### THE REQUEST
Extract the records below word for word and ignore the images.

### DATA PROVIDED
-- -- --
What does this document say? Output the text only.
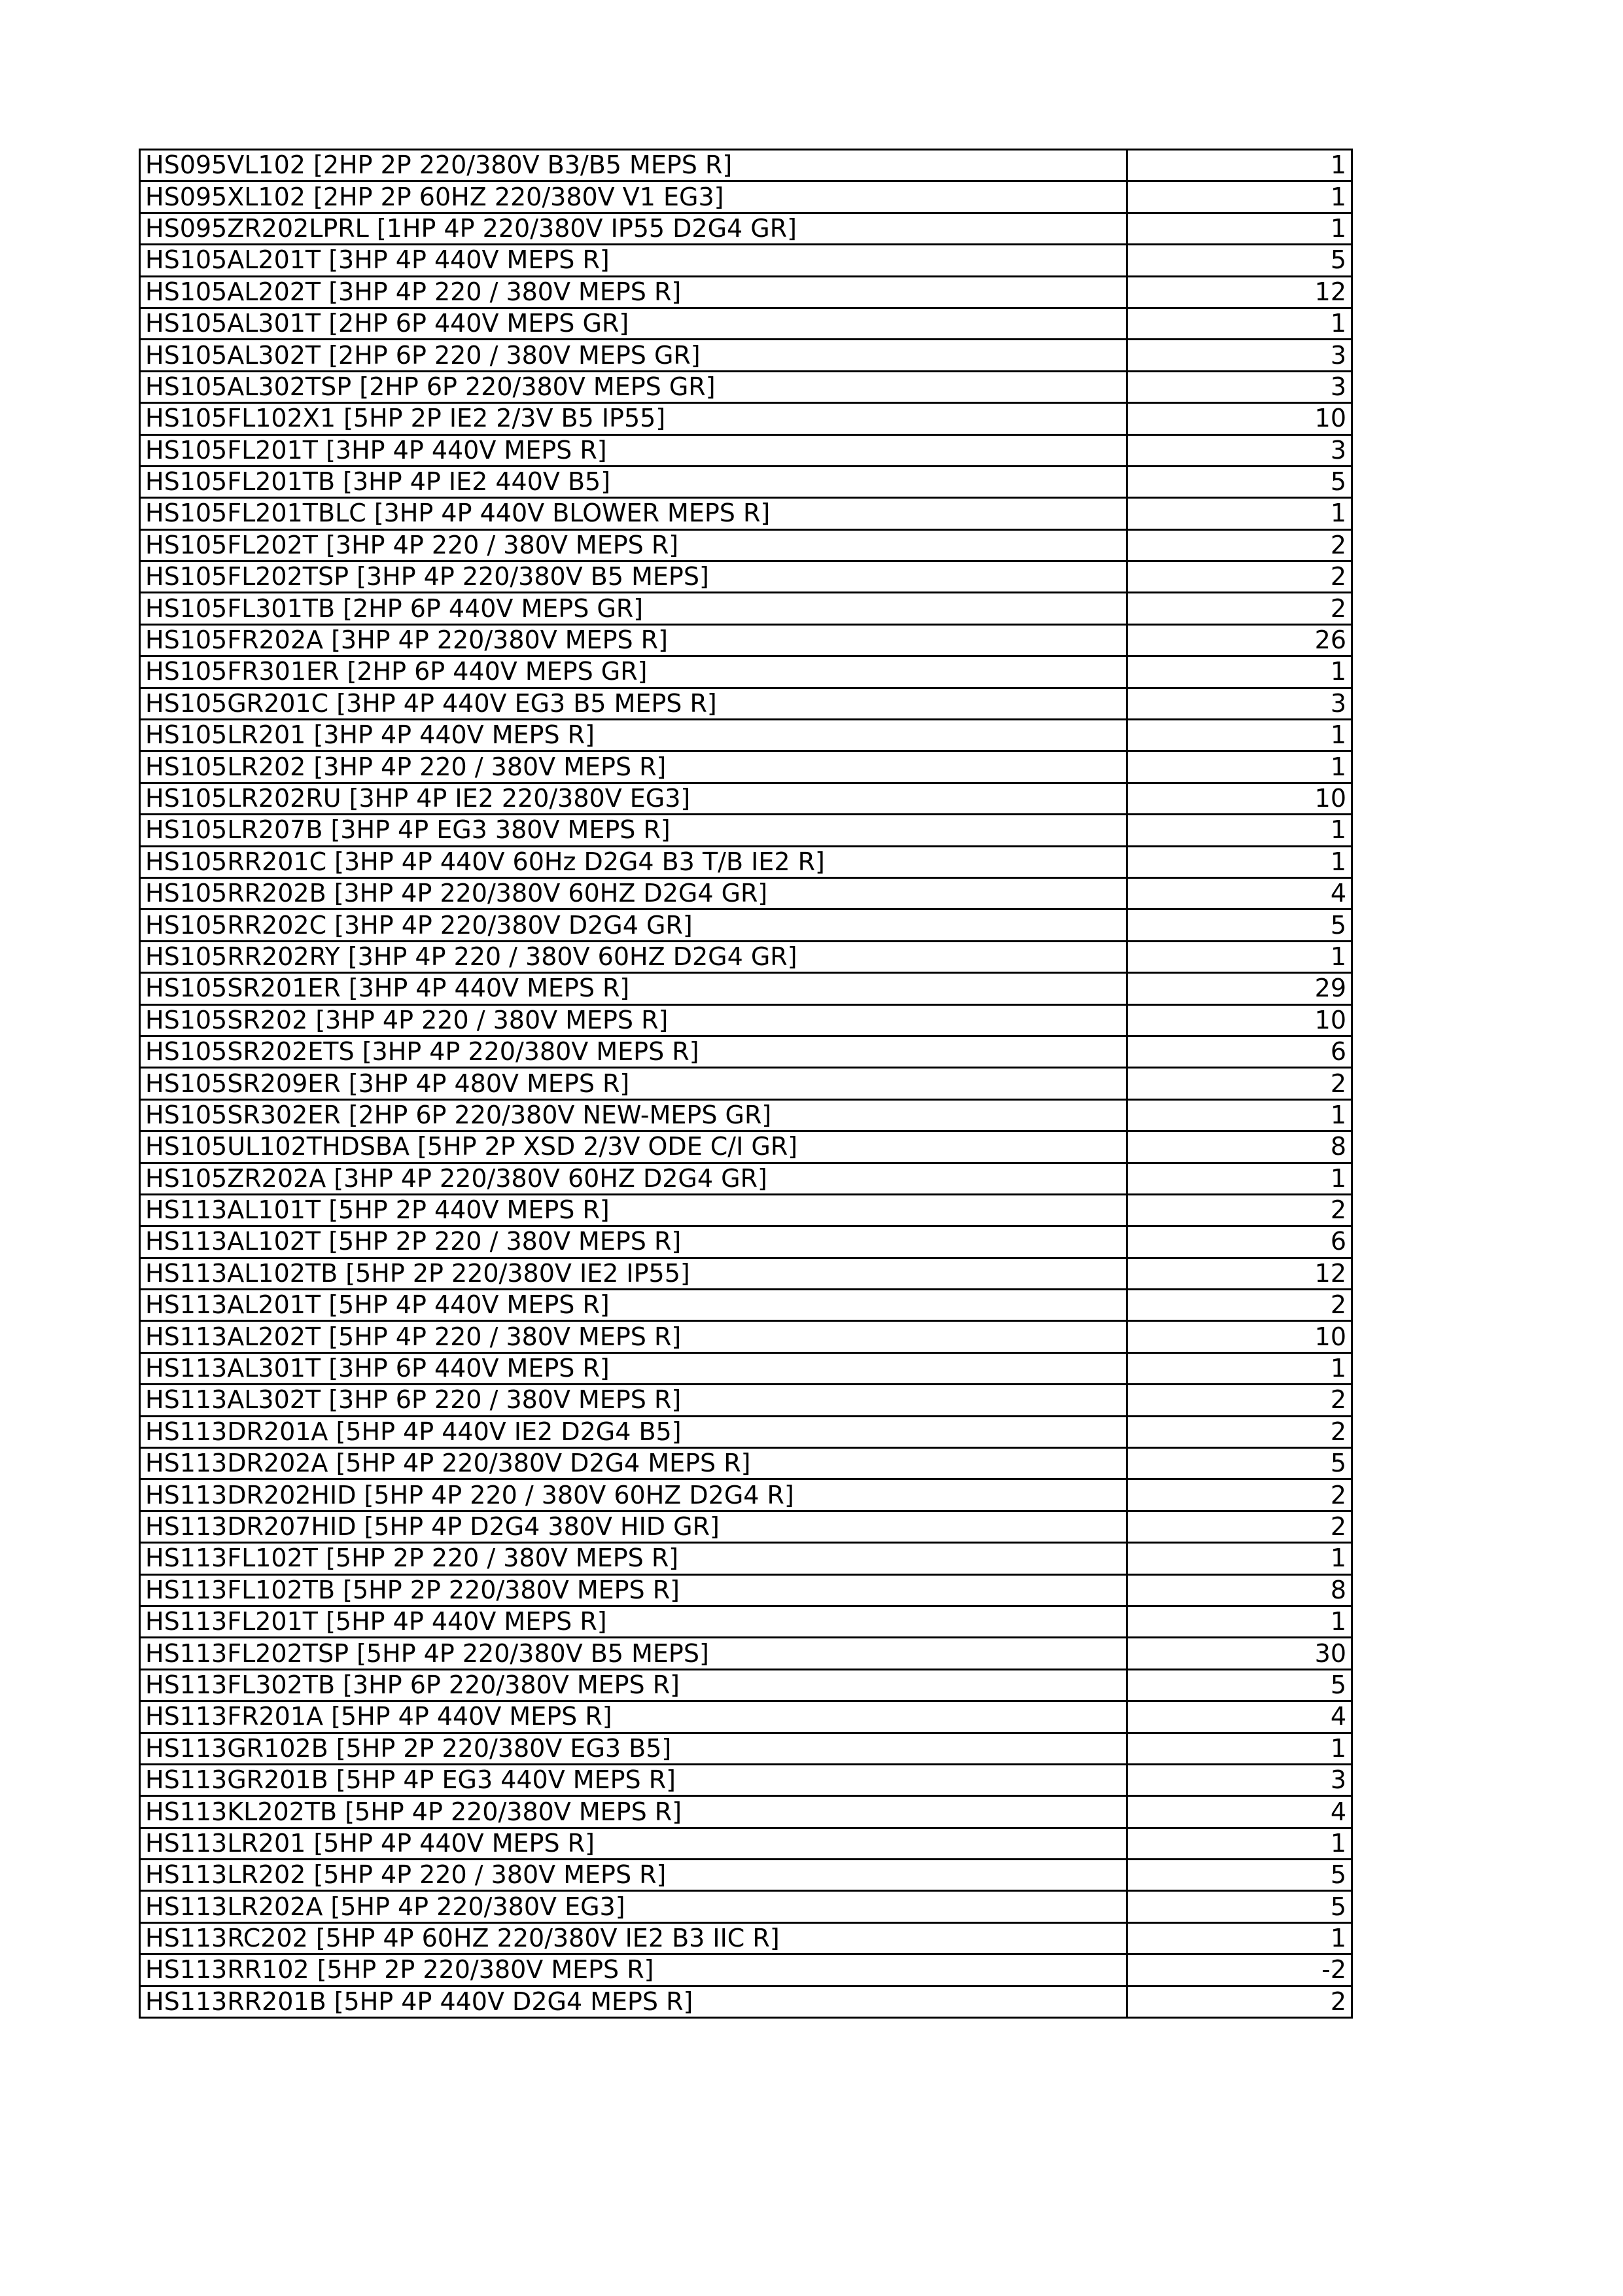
HS095VL102 [2HP 2P 220/380V B3/B5 MEPS R]	1
HS095XL102 [2HP 2P 60HZ 220/380V V1 EG3]	1
HS095ZR202LPRL [1HP 4P 220/380V IP55 D2G4 GR]	1
HS105AL201T [3HP 4P 440V MEPS R]	5
HS105AL202T [3HP 4P 220 / 380V MEPS R]	12
HS105AL301T [2HP 6P 440V MEPS GR]	1
HS105AL302T [2HP 6P 220 / 380V MEPS GR]	3
HS105AL302TSP [2HP 6P 220/380V MEPS GR]	3
HS105FL102X1 [5HP 2P IE2 2/3V B5 IP55]	10
HS105FL201T [3HP 4P 440V MEPS R]	3
HS105FL201TB [3HP 4P IE2 440V B5]	5
HS105FL201TBLC [3HP 4P 440V BLOWER MEPS R]	1
HS105FL202T [3HP 4P 220 / 380V MEPS R]	2
HS105FL202TSP [3HP 4P 220/380V B5 MEPS]	2
HS105FL301TB [2HP 6P 440V MEPS GR]	2
HS105FR202A [3HP 4P 220/380V MEPS R]	26
HS105FR301ER [2HP 6P 440V MEPS GR]	1
HS105GR201C [3HP 4P 440V EG3 B5 MEPS R]	3
HS105LR201 [3HP 4P 440V MEPS R]	1
HS105LR202 [3HP 4P 220 / 380V MEPS R]	1
HS105LR202RU [3HP 4P IE2 220/380V EG3]	10
HS105LR207B [3HP 4P EG3 380V MEPS R]	1
HS105RR201C [3HP 4P 440V 60Hz D2G4 B3 T/B IE2 R]	1
HS105RR202B [3HP 4P 220/380V 60HZ D2G4 GR]	4
HS105RR202C [3HP 4P 220/380V D2G4 GR]	5
HS105RR202RY [3HP 4P 220 / 380V 60HZ D2G4 GR]	1
HS105SR201ER [3HP 4P 440V MEPS R]	29
HS105SR202 [3HP 4P 220 / 380V MEPS R]	10
HS105SR202ETS [3HP 4P 220/380V MEPS R]	6
HS105SR209ER [3HP 4P 480V MEPS R]	2
HS105SR302ER [2HP 6P 220/380V NEW-MEPS GR]	1
HS105UL102THDSBA [5HP 2P XSD 2/3V ODE C/I GR]	8
HS105ZR202A [3HP 4P 220/380V 60HZ D2G4 GR]	1
HS113AL101T [5HP 2P 440V MEPS R]	2
HS113AL102T [5HP 2P 220 / 380V MEPS R]	6
HS113AL102TB [5HP 2P 220/380V IE2 IP55]	12
HS113AL201T [5HP 4P 440V MEPS R]	2
HS113AL202T [5HP 4P 220 / 380V MEPS R]	10
HS113AL301T [3HP 6P 440V MEPS R]	1
HS113AL302T [3HP 6P 220 / 380V MEPS R]	2
HS113DR201A [5HP 4P 440V IE2 D2G4 B5]	2
HS113DR202A [5HP 4P 220/380V D2G4 MEPS R]	5
HS113DR202HID [5HP 4P 220 / 380V 60HZ D2G4 R]	2
HS113DR207HID [5HP 4P D2G4 380V HID GR]	2
HS113FL102T [5HP 2P 220 / 380V MEPS R]	1
HS113FL102TB [5HP 2P 220/380V MEPS R]	8
HS113FL201T [5HP 4P 440V MEPS R]	1
HS113FL202TSP [5HP 4P 220/380V B5 MEPS]	30
HS113FL302TB [3HP 6P 220/380V MEPS R]	5
HS113FR201A [5HP 4P 440V MEPS R]	4
HS113GR102B [5HP 2P 220/380V EG3 B5]	1
HS113GR201B [5HP 4P EG3 440V MEPS R]	3
HS113KL202TB [5HP 4P 220/380V MEPS R]	4
HS113LR201 [5HP 4P 440V MEPS R]	1
HS113LR202 [5HP 4P 220 / 380V MEPS R]	5
HS113LR202A [5HP 4P 220/380V EG3]	5
HS113RC202 [5HP 4P 60HZ 220/380V IE2 B3 IIC R]	1
HS113RR102 [5HP 2P 220/380V MEPS R]	-2
HS113RR201B [5HP 4P 440V D2G4 MEPS R]	2
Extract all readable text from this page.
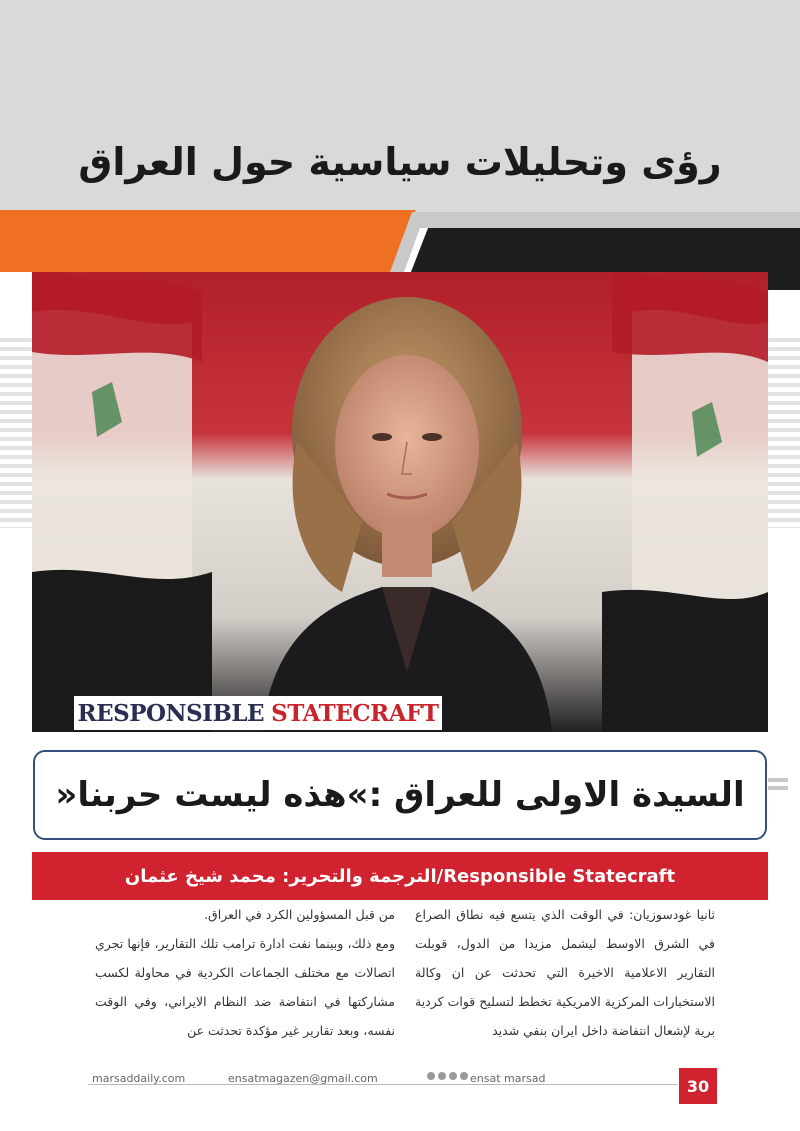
رؤى وتحليلات سياسية حول العراق
RESPONSIBLE STATECRAFT
السيدة الاولى للعراق :»هذه ليست حربنا«
Responsible Statecraft/الترجمة والتحرير: محمد شيخ عثمان

ثانيا غودسوزيان: في الوقت الذي يتسع فيه نطاق الصراع في الشرق الاوسط ليشمل مزيدا من الدول، قوبلت التقارير الاعلامية الاخيرة التي تحدثت عن ان وكالة الاستخبارات المركزية الامريكية تخطط لتسليح قوات كردية برية لإشعال انتفاضة داخل ايران بنفي شديد

من قبل المسؤولين الكرد في العراق.

ومع ذلك، وبينما نفت ادارة ترامب تلك التقارير، فإنها تجري اتصالات مع مختلف الجماعات الكردية في محاولة لكسب مشاركتها في انتفاضة ضد النظام الايراني، وفي الوقت نفسه، وبعد تقارير غير مؤكدة تحدثت عن

marsaddaily.com	ensatmagazen@gmail.com	ensat marsad	30
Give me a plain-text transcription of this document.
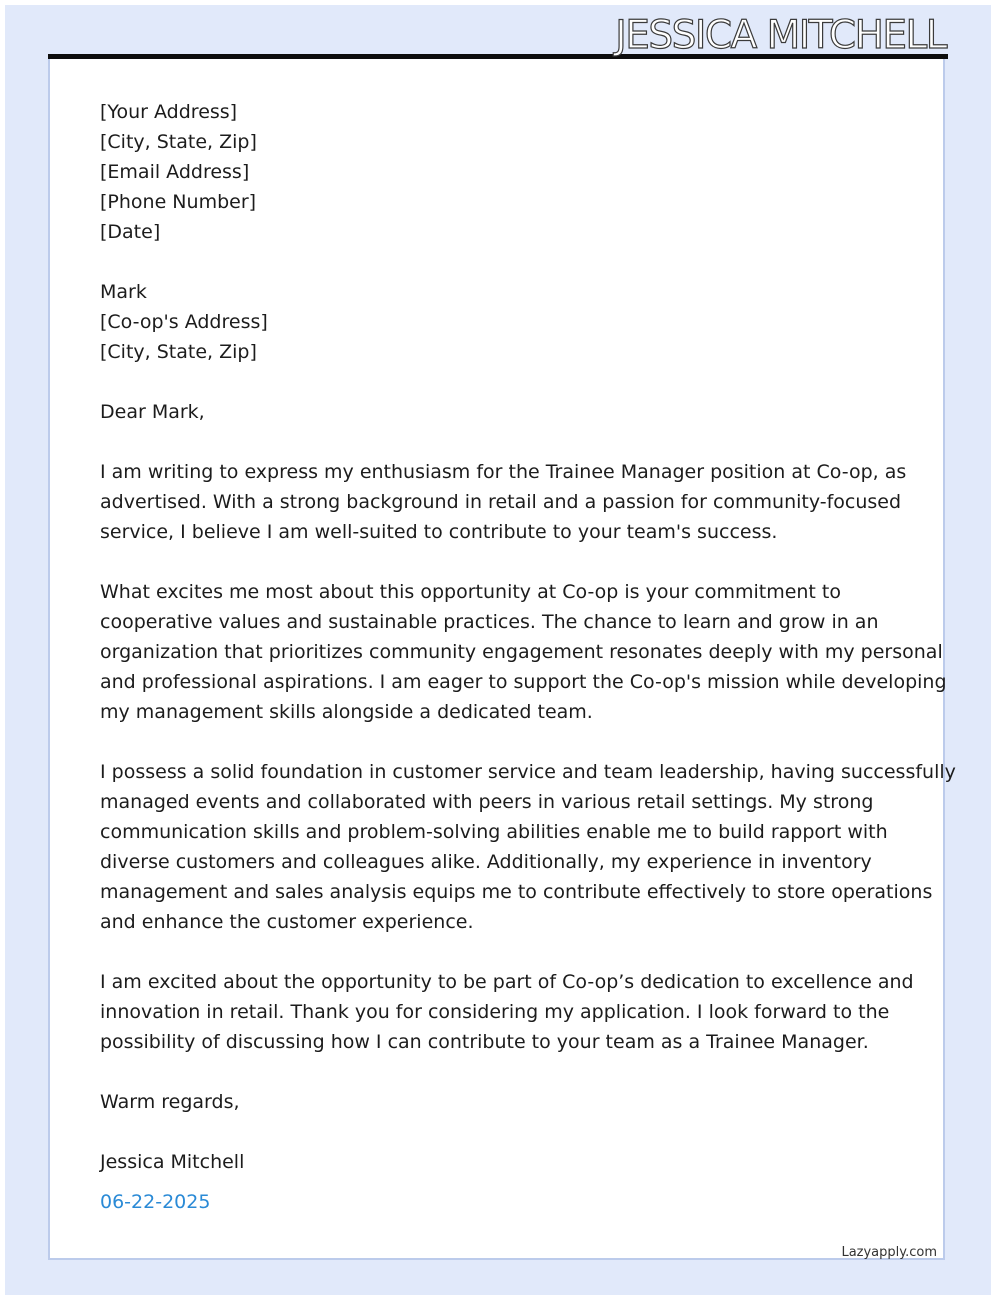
JESSICA MITCHELL
[Your Address]
[City, State, Zip]
[Email Address]
[Phone Number]
[Date]
Mark
[Co-op's Address]
[City, State, Zip]
Dear Mark,

I am writing to express my enthusiasm for the Trainee Manager position at Co-op, as
advertised. With a strong background in retail and a passion for community-focused
service, I believe I am well-suited to contribute to your team's success.

What excites me most about this opportunity at Co-op is your commitment to
cooperative values and sustainable practices. The chance to learn and grow in an
organization that prioritizes community engagement resonates deeply with my personal
and professional aspirations. I am eager to support the Co-op's mission while developing
my management skills alongside a dedicated team.

I possess a solid foundation in customer service and team leadership, having successfully
managed events and collaborated with peers in various retail settings. My strong
communication skills and problem-solving abilities enable me to build rapport with
diverse customers and colleagues alike. Additionally, my experience in inventory
management and sales analysis equips me to contribute effectively to store operations
and enhance the customer experience.

I am excited about the opportunity to be part of Co-op’s dedication to excellence and
innovation in retail. Thank you for considering my application. I look forward to the
possibility of discussing how I can contribute to your team as a Trainee Manager.

Warm regards,
Jessica Mitchell
06-22-2025
Lazyapply.com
-- -- --
### THE RESPONSE
What does this document say? Output the text only.
HS095VL102 [2HP 2P 220/380V B3/B5 MEPS R]	1
HS095XL102 [2HP 2P 60HZ 220/380V V1 EG3]	1
HS095ZR202LPRL [1HP 4P 220/380V IP55 D2G4 GR]	1
HS105AL201T [3HP 4P 440V MEPS R]	5
HS105AL202T [3HP 4P 220 / 380V MEPS R]	12
HS105AL301T [2HP 6P 440V MEPS GR]	1
HS105AL302T [2HP 6P 220 / 380V MEPS GR]	3
HS105AL302TSP [2HP 6P 220/380V MEPS GR]	3
HS105FL102X1 [5HP 2P IE2 2/3V B5 IP55]	10
HS105FL201T [3HP 4P 440V MEPS R]	3
HS105FL201TB [3HP 4P IE2 440V B5]	5
HS105FL201TBLC [3HP 4P 440V BLOWER MEPS R]	1
HS105FL202T [3HP 4P 220 / 380V MEPS R]	2
HS105FL202TSP [3HP 4P 220/380V B5 MEPS]	2
HS105FL301TB [2HP 6P 440V MEPS GR]	2
HS105FR202A [3HP 4P 220/380V MEPS R]	26
HS105FR301ER [2HP 6P 440V MEPS GR]	1
HS105GR201C [3HP 4P 440V EG3 B5 MEPS R]	3
HS105LR201 [3HP 4P 440V MEPS R]	1
HS105LR202 [3HP 4P 220 / 380V MEPS R]	1
HS105LR202RU [3HP 4P IE2 220/380V EG3]	10
HS105LR207B [3HP 4P EG3 380V MEPS R]	1
HS105RR201C [3HP 4P 440V 60Hz D2G4 B3 T/B IE2 R]	1
HS105RR202B [3HP 4P 220/380V 60HZ D2G4 GR]	4
HS105RR202C [3HP 4P 220/380V D2G4 GR]	5
HS105RR202RY [3HP 4P 220 / 380V 60HZ D2G4 GR]	1
HS105SR201ER [3HP 4P 440V MEPS R]	29
HS105SR202 [3HP 4P 220 / 380V MEPS R]	10
HS105SR202ETS [3HP 4P 220/380V MEPS R]	6
HS105SR209ER [3HP 4P 480V MEPS R]	2
HS105SR302ER [2HP 6P 220/380V NEW-MEPS GR]	1
HS105UL102THDSBA [5HP 2P XSD 2/3V ODE C/I GR]	8
HS105ZR202A [3HP 4P 220/380V 60HZ D2G4 GR]	1
HS113AL101T [5HP 2P 440V MEPS R]	2
HS113AL102T [5HP 2P 220 / 380V MEPS R]	6
HS113AL102TB [5HP 2P 220/380V IE2 IP55]	12
HS113AL201T [5HP 4P 440V MEPS R]	2
HS113AL202T [5HP 4P 220 / 380V MEPS R]	10
HS113AL301T [3HP 6P 440V MEPS R]	1
HS113AL302T [3HP 6P 220 / 380V MEPS R]	2
HS113DR201A [5HP 4P 440V IE2 D2G4 B5]	2
HS113DR202A [5HP 4P 220/380V D2G4 MEPS R]	5
HS113DR202HID [5HP 4P 220 / 380V 60HZ D2G4 R]	2
HS113DR207HID [5HP 4P D2G4 380V HID GR]	2
HS113FL102T [5HP 2P 220 / 380V MEPS R]	1
HS113FL102TB [5HP 2P 220/380V MEPS R]	8
HS113FL201T [5HP 4P 440V MEPS R]	1
HS113FL202TSP [5HP 4P 220/380V B5 MEPS]	30
HS113FL302TB [3HP 6P 220/380V MEPS R]	5
HS113FR201A [5HP 4P 440V MEPS R]	4
HS113GR102B [5HP 2P 220/380V EG3 B5]	1
HS113GR201B [5HP 4P EG3 440V MEPS R]	3
HS113KL202TB [5HP 4P 220/380V MEPS R]	4
HS113LR201 [5HP 4P 440V MEPS R]	1
HS113LR202 [5HP 4P 220 / 380V MEPS R]	5
HS113LR202A [5HP 4P 220/380V EG3]	5
HS113RC202 [5HP 4P 60HZ 220/380V IE2 B3 IIC R]	1
HS113RR102 [5HP 2P 220/380V MEPS R]	-2
HS113RR201B [5HP 4P 440V D2G4 MEPS R]	2
Extract all readable text from this page.
رؤى وتحليلات سياسية حول العراق
RESPONSIBLE STATECRAFT
السيدة الاولى للعراق :»هذه ليست حربنا«
Responsible Statecraft/الترجمة والتحرير: محمد شيخ عثمان

ثانيا غودسوزيان: في الوقت الذي يتسع فيه نطاق الصراع في الشرق الاوسط ليشمل مزيدا من الدول، قوبلت التقارير الاعلامية الاخيرة التي تحدثت عن ان وكالة الاستخبارات المركزية الامريكية تخطط لتسليح قوات كردية برية لإشعال انتفاضة داخل ايران بنفي شديد

من قبل المسؤولين الكرد في العراق.

ومع ذلك، وبينما نفت ادارة ترامب تلك التقارير، فإنها تجري اتصالات مع مختلف الجماعات الكردية في محاولة لكسب مشاركتها في انتفاضة ضد النظام الايراني، وفي الوقت نفسه، وبعد تقارير غير مؤكدة تحدثت عن

marsaddaily.com	ensatmagazen@gmail.com	ensat marsad	30
Give me a plain-text transcription of this document.
JESSICA MITCHELL
[Your Address]
[City, State, Zip]
[Email Address]
[Phone Number]
[Date]
Mark
[Co-op's Address]
[City, State, Zip]
Dear Mark,

I am writing to express my enthusiasm for the Trainee Manager position at Co-op, as
advertised. With a strong background in retail and a passion for community-focused
service, I believe I am well-suited to contribute to your team's success.

What excites me most about this opportunity at Co-op is your commitment to
cooperative values and sustainable practices. The chance to learn and grow in an
organization that prioritizes community engagement resonates deeply with my personal
and professional aspirations. I am eager to support the Co-op's mission while developing
my management skills alongside a dedicated team.

I possess a solid foundation in customer service and team leadership, having successfully
managed events and collaborated with peers in various retail settings. My strong
communication skills and problem-solving abilities enable me to build rapport with
diverse customers and colleagues alike. Additionally, my experience in inventory
management and sales analysis equips me to contribute effectively to store operations
and enhance the customer experience.

I am excited about the opportunity to be part of Co-op’s dedication to excellence and
innovation in retail. Thank you for considering my application. I look forward to the
possibility of discussing how I can contribute to your team as a Trainee Manager.

Warm regards,
Jessica Mitchell
06-22-2025
Lazyapply.com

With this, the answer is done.